Copy the stretch of items from the start of the records through the line containing "measure — [473, 318, 693, 363]", both ends included, reproducing each line exactly.

* [Extracted material]
[START]
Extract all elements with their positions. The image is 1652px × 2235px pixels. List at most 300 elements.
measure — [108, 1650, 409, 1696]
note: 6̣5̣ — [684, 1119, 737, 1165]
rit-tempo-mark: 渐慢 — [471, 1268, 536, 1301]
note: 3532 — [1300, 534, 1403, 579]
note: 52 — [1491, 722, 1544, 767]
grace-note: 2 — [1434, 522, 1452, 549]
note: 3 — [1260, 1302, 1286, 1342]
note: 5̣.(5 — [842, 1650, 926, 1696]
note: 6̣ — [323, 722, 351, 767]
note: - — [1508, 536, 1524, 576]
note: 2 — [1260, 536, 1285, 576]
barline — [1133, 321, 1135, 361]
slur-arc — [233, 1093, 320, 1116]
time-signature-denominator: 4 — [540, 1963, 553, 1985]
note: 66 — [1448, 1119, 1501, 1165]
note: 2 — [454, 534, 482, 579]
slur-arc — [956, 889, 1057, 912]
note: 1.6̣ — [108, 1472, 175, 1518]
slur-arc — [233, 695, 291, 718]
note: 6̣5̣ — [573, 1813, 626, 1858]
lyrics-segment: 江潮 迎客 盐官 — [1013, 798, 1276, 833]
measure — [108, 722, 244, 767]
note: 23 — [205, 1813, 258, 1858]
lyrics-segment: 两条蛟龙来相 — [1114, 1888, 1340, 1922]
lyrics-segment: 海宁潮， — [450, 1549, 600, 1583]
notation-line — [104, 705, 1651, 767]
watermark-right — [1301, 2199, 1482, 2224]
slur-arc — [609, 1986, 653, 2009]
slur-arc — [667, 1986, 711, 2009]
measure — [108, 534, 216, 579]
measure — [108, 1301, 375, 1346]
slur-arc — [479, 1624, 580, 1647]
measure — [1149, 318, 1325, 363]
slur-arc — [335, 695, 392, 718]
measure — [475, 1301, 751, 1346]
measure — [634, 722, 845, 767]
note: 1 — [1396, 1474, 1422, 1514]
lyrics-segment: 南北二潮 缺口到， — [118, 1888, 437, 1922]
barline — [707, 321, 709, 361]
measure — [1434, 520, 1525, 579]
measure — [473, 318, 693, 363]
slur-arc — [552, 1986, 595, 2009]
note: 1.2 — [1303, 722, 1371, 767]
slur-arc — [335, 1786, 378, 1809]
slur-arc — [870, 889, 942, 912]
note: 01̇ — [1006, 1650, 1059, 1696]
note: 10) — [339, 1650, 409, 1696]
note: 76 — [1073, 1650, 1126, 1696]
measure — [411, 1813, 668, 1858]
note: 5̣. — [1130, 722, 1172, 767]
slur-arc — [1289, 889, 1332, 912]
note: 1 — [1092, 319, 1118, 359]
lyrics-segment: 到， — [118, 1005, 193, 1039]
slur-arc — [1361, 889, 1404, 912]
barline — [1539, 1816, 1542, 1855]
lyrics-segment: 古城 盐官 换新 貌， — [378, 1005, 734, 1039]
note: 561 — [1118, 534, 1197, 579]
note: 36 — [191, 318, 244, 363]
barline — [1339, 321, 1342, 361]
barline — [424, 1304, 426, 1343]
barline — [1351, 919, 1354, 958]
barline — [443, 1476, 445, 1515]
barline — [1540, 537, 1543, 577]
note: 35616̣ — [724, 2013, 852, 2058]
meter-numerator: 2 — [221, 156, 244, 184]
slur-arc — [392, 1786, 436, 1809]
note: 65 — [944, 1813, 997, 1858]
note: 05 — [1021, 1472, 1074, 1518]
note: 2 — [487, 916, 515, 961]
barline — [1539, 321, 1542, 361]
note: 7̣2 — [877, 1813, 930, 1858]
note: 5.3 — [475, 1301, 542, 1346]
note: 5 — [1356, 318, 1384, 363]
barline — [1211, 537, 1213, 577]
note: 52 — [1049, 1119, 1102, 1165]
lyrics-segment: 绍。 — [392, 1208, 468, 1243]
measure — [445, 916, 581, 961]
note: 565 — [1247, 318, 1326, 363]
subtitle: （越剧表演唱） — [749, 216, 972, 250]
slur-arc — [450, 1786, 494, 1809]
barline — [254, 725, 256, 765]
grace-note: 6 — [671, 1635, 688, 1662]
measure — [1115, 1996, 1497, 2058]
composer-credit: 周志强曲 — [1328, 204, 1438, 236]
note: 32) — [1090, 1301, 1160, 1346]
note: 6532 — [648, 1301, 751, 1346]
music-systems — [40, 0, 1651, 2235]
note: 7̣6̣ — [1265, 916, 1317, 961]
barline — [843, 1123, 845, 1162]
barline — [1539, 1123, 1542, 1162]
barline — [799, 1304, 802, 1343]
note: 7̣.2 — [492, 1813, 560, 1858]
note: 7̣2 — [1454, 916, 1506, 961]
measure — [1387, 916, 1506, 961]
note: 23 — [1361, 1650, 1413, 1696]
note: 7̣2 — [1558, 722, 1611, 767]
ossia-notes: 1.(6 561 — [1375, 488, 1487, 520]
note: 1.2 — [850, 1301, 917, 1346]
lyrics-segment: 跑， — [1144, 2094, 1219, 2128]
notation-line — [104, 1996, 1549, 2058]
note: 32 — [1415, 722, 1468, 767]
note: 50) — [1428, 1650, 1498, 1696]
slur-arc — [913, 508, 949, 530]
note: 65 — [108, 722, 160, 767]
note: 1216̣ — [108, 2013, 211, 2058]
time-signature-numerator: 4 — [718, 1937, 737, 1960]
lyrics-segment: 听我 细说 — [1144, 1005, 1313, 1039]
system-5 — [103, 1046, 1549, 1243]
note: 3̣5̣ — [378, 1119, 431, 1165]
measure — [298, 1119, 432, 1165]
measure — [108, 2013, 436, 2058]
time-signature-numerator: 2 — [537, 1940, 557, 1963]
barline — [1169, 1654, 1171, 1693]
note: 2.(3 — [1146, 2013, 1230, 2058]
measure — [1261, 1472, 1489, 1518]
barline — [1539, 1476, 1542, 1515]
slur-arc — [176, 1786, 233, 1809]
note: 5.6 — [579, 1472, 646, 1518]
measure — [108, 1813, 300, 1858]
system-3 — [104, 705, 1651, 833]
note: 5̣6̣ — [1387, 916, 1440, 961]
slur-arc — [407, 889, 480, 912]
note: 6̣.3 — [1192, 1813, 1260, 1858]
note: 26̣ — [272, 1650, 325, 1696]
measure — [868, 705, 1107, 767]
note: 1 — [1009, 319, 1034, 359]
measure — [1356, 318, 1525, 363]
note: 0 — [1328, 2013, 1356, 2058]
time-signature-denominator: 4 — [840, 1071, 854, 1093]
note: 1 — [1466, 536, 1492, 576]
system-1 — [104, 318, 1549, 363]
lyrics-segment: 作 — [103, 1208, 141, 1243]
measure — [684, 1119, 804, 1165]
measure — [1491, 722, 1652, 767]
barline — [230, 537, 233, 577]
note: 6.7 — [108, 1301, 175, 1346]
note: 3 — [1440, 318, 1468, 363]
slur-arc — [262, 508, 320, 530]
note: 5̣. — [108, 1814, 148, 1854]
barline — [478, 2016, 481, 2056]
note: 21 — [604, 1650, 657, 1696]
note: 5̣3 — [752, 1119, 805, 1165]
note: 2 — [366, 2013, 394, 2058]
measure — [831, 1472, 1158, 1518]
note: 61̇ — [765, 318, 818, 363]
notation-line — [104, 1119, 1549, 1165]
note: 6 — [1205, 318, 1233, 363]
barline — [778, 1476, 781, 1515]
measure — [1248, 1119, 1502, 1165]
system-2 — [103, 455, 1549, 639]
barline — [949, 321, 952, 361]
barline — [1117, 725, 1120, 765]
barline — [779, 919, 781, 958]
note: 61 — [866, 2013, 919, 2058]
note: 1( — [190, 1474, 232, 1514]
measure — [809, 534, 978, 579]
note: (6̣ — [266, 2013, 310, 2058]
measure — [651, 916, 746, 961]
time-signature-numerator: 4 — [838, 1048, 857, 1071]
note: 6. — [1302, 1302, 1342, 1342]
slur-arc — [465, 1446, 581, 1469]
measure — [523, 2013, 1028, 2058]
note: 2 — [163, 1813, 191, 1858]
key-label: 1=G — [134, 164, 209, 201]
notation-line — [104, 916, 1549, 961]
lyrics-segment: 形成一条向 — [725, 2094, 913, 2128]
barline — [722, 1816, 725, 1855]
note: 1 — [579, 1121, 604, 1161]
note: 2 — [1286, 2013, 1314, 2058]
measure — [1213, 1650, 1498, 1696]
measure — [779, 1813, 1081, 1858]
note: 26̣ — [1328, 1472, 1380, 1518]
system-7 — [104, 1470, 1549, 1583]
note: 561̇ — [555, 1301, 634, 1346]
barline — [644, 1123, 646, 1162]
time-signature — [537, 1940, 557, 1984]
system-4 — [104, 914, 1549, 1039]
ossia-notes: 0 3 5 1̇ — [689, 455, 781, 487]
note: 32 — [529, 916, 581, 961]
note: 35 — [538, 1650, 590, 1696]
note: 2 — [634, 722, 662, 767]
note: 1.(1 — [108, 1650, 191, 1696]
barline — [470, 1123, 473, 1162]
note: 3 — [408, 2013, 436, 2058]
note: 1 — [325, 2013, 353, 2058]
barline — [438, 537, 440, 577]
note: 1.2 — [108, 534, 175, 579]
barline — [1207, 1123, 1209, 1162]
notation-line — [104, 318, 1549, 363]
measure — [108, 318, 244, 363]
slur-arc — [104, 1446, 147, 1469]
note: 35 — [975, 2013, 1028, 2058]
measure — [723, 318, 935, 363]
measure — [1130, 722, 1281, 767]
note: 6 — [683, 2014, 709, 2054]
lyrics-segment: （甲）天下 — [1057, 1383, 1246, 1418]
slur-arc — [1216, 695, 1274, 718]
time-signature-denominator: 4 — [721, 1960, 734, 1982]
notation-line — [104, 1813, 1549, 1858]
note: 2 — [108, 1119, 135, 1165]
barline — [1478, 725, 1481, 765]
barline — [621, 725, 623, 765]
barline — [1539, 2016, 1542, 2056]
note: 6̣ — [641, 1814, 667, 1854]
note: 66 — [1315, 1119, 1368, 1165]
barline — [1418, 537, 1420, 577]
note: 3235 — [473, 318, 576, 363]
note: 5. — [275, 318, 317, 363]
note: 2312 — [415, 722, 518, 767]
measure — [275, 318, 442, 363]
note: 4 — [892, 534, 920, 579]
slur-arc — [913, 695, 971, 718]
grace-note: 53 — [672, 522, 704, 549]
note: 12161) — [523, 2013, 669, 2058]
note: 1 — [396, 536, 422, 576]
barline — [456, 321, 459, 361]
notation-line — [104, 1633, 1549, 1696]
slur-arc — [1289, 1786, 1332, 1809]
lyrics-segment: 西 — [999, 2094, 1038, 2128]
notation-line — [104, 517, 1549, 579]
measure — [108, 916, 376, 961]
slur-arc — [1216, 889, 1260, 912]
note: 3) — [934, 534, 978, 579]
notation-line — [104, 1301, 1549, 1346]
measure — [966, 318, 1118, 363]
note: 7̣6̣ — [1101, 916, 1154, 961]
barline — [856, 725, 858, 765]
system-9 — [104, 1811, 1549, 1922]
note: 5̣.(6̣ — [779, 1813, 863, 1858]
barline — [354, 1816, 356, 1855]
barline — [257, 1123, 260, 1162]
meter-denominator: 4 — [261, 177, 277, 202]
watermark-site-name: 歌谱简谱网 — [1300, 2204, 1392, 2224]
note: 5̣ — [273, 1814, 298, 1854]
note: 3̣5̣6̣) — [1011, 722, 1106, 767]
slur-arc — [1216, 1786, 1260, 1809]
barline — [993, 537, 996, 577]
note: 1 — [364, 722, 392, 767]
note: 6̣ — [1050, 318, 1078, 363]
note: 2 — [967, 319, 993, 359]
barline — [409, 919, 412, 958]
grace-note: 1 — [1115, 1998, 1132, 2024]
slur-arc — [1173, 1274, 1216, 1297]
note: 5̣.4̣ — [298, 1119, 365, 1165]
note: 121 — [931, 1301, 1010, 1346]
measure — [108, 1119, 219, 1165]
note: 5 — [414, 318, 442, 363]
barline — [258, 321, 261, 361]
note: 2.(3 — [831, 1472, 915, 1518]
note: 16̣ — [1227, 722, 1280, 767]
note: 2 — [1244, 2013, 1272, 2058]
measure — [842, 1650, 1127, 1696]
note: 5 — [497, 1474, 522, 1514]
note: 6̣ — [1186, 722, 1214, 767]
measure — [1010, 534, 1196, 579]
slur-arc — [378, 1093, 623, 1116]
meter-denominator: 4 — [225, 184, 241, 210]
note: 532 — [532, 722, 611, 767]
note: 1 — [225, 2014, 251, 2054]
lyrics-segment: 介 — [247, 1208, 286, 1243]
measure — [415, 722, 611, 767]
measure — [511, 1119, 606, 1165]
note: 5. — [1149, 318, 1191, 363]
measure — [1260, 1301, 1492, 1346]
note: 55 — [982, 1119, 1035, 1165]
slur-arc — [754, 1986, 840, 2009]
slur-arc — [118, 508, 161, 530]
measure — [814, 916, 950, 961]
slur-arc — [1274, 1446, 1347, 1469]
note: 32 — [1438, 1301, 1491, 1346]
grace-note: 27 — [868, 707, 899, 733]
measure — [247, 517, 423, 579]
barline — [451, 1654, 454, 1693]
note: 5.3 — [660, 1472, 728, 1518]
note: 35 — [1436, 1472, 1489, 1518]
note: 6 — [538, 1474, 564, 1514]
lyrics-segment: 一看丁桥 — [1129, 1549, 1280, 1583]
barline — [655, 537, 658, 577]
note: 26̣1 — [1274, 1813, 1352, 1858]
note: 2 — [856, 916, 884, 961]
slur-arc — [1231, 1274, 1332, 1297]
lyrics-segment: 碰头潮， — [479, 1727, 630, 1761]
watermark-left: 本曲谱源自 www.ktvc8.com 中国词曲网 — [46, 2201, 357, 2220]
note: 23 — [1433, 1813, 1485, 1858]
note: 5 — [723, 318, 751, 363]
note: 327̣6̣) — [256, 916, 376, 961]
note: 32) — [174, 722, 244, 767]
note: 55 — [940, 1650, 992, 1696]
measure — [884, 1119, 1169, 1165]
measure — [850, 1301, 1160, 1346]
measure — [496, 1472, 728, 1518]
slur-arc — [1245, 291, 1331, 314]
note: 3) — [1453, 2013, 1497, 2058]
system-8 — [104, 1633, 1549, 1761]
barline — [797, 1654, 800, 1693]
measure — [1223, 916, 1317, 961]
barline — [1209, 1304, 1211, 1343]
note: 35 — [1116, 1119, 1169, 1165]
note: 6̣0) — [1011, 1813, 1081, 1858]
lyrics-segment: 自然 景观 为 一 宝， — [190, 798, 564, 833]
[END]
* [Solution to the problem]
Extract all elements with their positions. The image is 1652px × 2235px pixels. List at most 300 elements.
measure — [108, 1650, 409, 1696]
note: 6̣5̣ — [684, 1119, 737, 1165]
rit-tempo-mark: 渐慢 — [471, 1268, 536, 1301]
note: 3532 — [1300, 534, 1403, 579]
note: 52 — [1491, 722, 1544, 767]
grace-note: 2 — [1434, 522, 1452, 549]
note: 3 — [1260, 1302, 1286, 1342]
note: 5̣.(5 — [842, 1650, 926, 1696]
note: 6̣ — [323, 722, 351, 767]
note: - — [1508, 536, 1524, 576]
note: 2 — [1260, 536, 1285, 576]
barline — [1133, 321, 1135, 361]
slur-arc — [233, 1093, 320, 1116]
time-signature-denominator: 4 — [540, 1963, 553, 1985]
note: 66 — [1448, 1119, 1501, 1165]
note: 2 — [454, 534, 482, 579]
slur-arc — [956, 889, 1057, 912]
note: 1.6̣ — [108, 1472, 175, 1518]
slur-arc — [233, 695, 291, 718]
note: 6̣5̣ — [573, 1813, 626, 1858]
lyrics-segment: 江潮 迎客 盐官 — [1013, 798, 1276, 833]
measure — [108, 722, 244, 767]
note: 23 — [205, 1813, 258, 1858]
lyrics-segment: 两条蛟龙来相 — [1114, 1888, 1340, 1922]
lyrics-segment: 海宁潮， — [450, 1549, 600, 1583]
notation-line — [104, 705, 1651, 767]
watermark-right — [1301, 2199, 1482, 2224]
slur-arc — [609, 1986, 653, 2009]
slur-arc — [667, 1986, 711, 2009]
measure — [108, 534, 216, 579]
measure — [108, 1301, 375, 1346]
slur-arc — [479, 1624, 580, 1647]
measure — [1149, 318, 1325, 363]
slur-arc — [335, 695, 392, 718]
measure — [475, 1301, 751, 1346]
measure — [634, 722, 845, 767]
note: 1 — [1396, 1474, 1422, 1514]
lyrics-segment: 南北二潮 缺口到， — [118, 1888, 437, 1922]
barline — [707, 321, 709, 361]
measure — [1434, 520, 1525, 579]
measure — [473, 318, 693, 363]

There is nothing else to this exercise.